## Goal
Reproduce the entries word for word, and omit any picture you find in them.
______________________________
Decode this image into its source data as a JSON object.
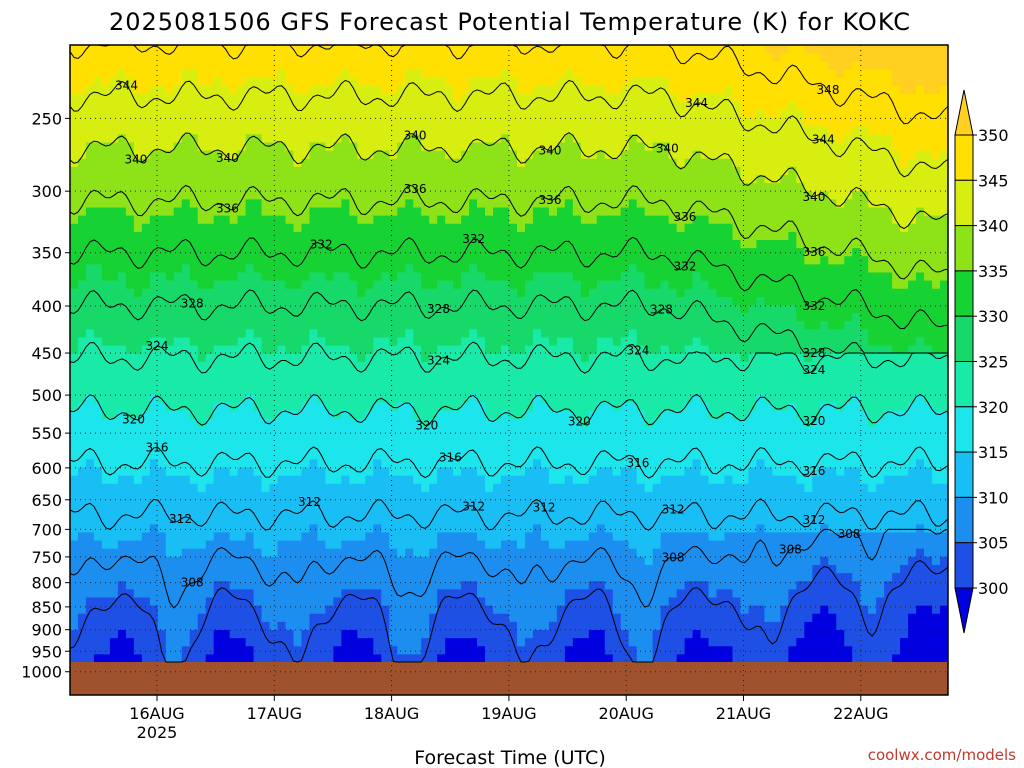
{
  "chart_data": {
    "type": "contour",
    "title": "2025081506 GFS Forecast Potential Temperature (K) for KOKC",
    "xlabel": "Forecast Time (UTC)",
    "credit": "coolwx.com/models",
    "x_ticks": [
      {
        "label": "16AUG",
        "sub": "2025"
      },
      {
        "label": "17AUG",
        "sub": ""
      },
      {
        "label": "18AUG",
        "sub": ""
      },
      {
        "label": "19AUG",
        "sub": ""
      },
      {
        "label": "20AUG",
        "sub": ""
      },
      {
        "label": "21AUG",
        "sub": ""
      },
      {
        "label": "22AUG",
        "sub": ""
      }
    ],
    "y_axis": {
      "unit": "hPa",
      "scale": "log-pressure",
      "range": [
        1000,
        200
      ],
      "ticks": [
        "250",
        "300",
        "350",
        "400",
        "450",
        "500",
        "550",
        "600",
        "650",
        "700",
        "750",
        "800",
        "850",
        "900",
        "950",
        "1000"
      ]
    },
    "colorbar": {
      "ticks": [
        "300",
        "305",
        "310",
        "315",
        "320",
        "325",
        "330",
        "335",
        "340",
        "345",
        "350"
      ],
      "colors": [
        "#0000e0",
        "#1e50e6",
        "#1c8ef0",
        "#19bef5",
        "#1ce6ec",
        "#19eaa8",
        "#16d96a",
        "#16d232",
        "#8ee218",
        "#d8ee10",
        "#ffe000",
        "#ffd020"
      ]
    },
    "ground_color": "#a0522d",
    "contour_interval_K": 4,
    "grid": "dotted",
    "contour_labels": [
      {
        "value": "344",
        "x": "15.74AUG"
      },
      {
        "value": "348",
        "x": "21.72AUG"
      },
      {
        "value": "340",
        "x": "15.82AUG"
      },
      {
        "value": "344",
        "x": "20.6AUG"
      },
      {
        "value": "344",
        "x": "21.68AUG"
      },
      {
        "value": "340",
        "x": "16.6AUG"
      },
      {
        "value": "340",
        "x": "18.2AUG"
      },
      {
        "value": "340",
        "x": "19.35AUG"
      },
      {
        "value": "340",
        "x": "20.35AUG"
      },
      {
        "value": "340",
        "x": "21.6AUG"
      },
      {
        "value": "336",
        "x": "15.3AUG"
      },
      {
        "value": "336",
        "x": "16.6AUG"
      },
      {
        "value": "336",
        "x": "18.2AUG"
      },
      {
        "value": "336",
        "x": "19.35AUG"
      },
      {
        "value": "336",
        "x": "20.5AUG"
      },
      {
        "value": "336",
        "x": "21.6AUG"
      },
      {
        "value": "332",
        "x": "15.1AUG"
      },
      {
        "value": "332",
        "x": "17.4AUG"
      },
      {
        "value": "332",
        "x": "18.7AUG"
      },
      {
        "value": "332",
        "x": "20.5AUG"
      },
      {
        "value": "332",
        "x": "21.6AUG"
      },
      {
        "value": "328",
        "x": "16.3AUG"
      },
      {
        "value": "328",
        "x": "18.4AUG"
      },
      {
        "value": "328",
        "x": "20.3AUG"
      },
      {
        "value": "328",
        "x": "21.6AUG"
      },
      {
        "value": "324",
        "x": "16.0AUG"
      },
      {
        "value": "324",
        "x": "18.4AUG"
      },
      {
        "value": "324",
        "x": "20.1AUG"
      },
      {
        "value": "324",
        "x": "21.6AUG"
      },
      {
        "value": "320",
        "x": "15.8AUG"
      },
      {
        "value": "320",
        "x": "18.3AUG"
      },
      {
        "value": "320",
        "x": "19.6AUG"
      },
      {
        "value": "320",
        "x": "21.6AUG"
      },
      {
        "value": "316",
        "x": "15.2AUG"
      },
      {
        "value": "316",
        "x": "16.0AUG"
      },
      {
        "value": "316",
        "x": "18.5AUG"
      },
      {
        "value": "316",
        "x": "20.1AUG"
      },
      {
        "value": "316",
        "x": "21.6AUG"
      },
      {
        "value": "312",
        "x": "17.3AUG"
      },
      {
        "value": "312",
        "x": "18.7AUG"
      },
      {
        "value": "312",
        "x": "19.3AUG"
      },
      {
        "value": "312",
        "x": "20.4AUG"
      },
      {
        "value": "312",
        "x": "21.6AUG"
      },
      {
        "value": "312",
        "x": "16.2AUG"
      },
      {
        "value": "308",
        "x": "21.4AUG"
      },
      {
        "value": "308",
        "x": "16.3AUG"
      },
      {
        "value": "308",
        "x": "20.4AUG"
      },
      {
        "value": "308",
        "x": "21.9AUG"
      }
    ]
  }
}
______________________________
## Result below
Decode this image into its source data as a JSON object.
{
  "chart_data": {
    "type": "contour",
    "title": "2025081506 GFS Forecast Potential Temperature (K) for KOKC",
    "xlabel": "Forecast Time (UTC)",
    "credit": "coolwx.com/models",
    "x_ticks": [
      {
        "label": "16AUG",
        "sub": "2025"
      },
      {
        "label": "17AUG",
        "sub": ""
      },
      {
        "label": "18AUG",
        "sub": ""
      },
      {
        "label": "19AUG",
        "sub": ""
      },
      {
        "label": "20AUG",
        "sub": ""
      },
      {
        "label": "21AUG",
        "sub": ""
      },
      {
        "label": "22AUG",
        "sub": ""
      }
    ],
    "y_axis": {
      "unit": "hPa",
      "scale": "log-pressure",
      "range": [
        1000,
        200
      ],
      "ticks": [
        "250",
        "300",
        "350",
        "400",
        "450",
        "500",
        "550",
        "600",
        "650",
        "700",
        "750",
        "800",
        "850",
        "900",
        "950",
        "1000"
      ]
    },
    "colorbar": {
      "ticks": [
        "300",
        "305",
        "310",
        "315",
        "320",
        "325",
        "330",
        "335",
        "340",
        "345",
        "350"
      ],
      "colors": [
        "#0000e0",
        "#1e50e6",
        "#1c8ef0",
        "#19bef5",
        "#1ce6ec",
        "#19eaa8",
        "#16d96a",
        "#16d232",
        "#8ee218",
        "#d8ee10",
        "#ffe000",
        "#ffd020"
      ]
    },
    "ground_color": "#a0522d",
    "contour_interval_K": 4,
    "grid": "dotted",
    "contour_labels": [
      {
        "value": "344",
        "x": "15.74AUG"
      },
      {
        "value": "348",
        "x": "21.72AUG"
      },
      {
        "value": "340",
        "x": "15.82AUG"
      },
      {
        "value": "344",
        "x": "20.6AUG"
      },
      {
        "value": "344",
        "x": "21.68AUG"
      },
      {
        "value": "340",
        "x": "16.6AUG"
      },
      {
        "value": "340",
        "x": "18.2AUG"
      },
      {
        "value": "340",
        "x": "19.35AUG"
      },
      {
        "value": "340",
        "x": "20.35AUG"
      },
      {
        "value": "340",
        "x": "21.6AUG"
      },
      {
        "value": "336",
        "x": "15.3AUG"
      },
      {
        "value": "336",
        "x": "16.6AUG"
      },
      {
        "value": "336",
        "x": "18.2AUG"
      },
      {
        "value": "336",
        "x": "19.35AUG"
      },
      {
        "value": "336",
        "x": "20.5AUG"
      },
      {
        "value": "336",
        "x": "21.6AUG"
      },
      {
        "value": "332",
        "x": "15.1AUG"
      },
      {
        "value": "332",
        "x": "17.4AUG"
      },
      {
        "value": "332",
        "x": "18.7AUG"
      },
      {
        "value": "332",
        "x": "20.5AUG"
      },
      {
        "value": "332",
        "x": "21.6AUG"
      },
      {
        "value": "328",
        "x": "16.3AUG"
      },
      {
        "value": "328",
        "x": "18.4AUG"
      },
      {
        "value": "328",
        "x": "20.3AUG"
      },
      {
        "value": "328",
        "x": "21.6AUG"
      },
      {
        "value": "324",
        "x": "16.0AUG"
      },
      {
        "value": "324",
        "x": "18.4AUG"
      },
      {
        "value": "324",
        "x": "20.1AUG"
      },
      {
        "value": "324",
        "x": "21.6AUG"
      },
      {
        "value": "320",
        "x": "15.8AUG"
      },
      {
        "value": "320",
        "x": "18.3AUG"
      },
      {
        "value": "320",
        "x": "19.6AUG"
      },
      {
        "value": "320",
        "x": "21.6AUG"
      },
      {
        "value": "316",
        "x": "15.2AUG"
      },
      {
        "value": "316",
        "x": "16.0AUG"
      },
      {
        "value": "316",
        "x": "18.5AUG"
      },
      {
        "value": "316",
        "x": "20.1AUG"
      },
      {
        "value": "316",
        "x": "21.6AUG"
      },
      {
        "value": "312",
        "x": "17.3AUG"
      },
      {
        "value": "312",
        "x": "18.7AUG"
      },
      {
        "value": "312",
        "x": "19.3AUG"
      },
      {
        "value": "312",
        "x": "20.4AUG"
      },
      {
        "value": "312",
        "x": "21.6AUG"
      },
      {
        "value": "312",
        "x": "16.2AUG"
      },
      {
        "value": "308",
        "x": "21.4AUG"
      },
      {
        "value": "308",
        "x": "16.3AUG"
      },
      {
        "value": "308",
        "x": "20.4AUG"
      },
      {
        "value": "308",
        "x": "21.9AUG"
      }
    ]
  }
}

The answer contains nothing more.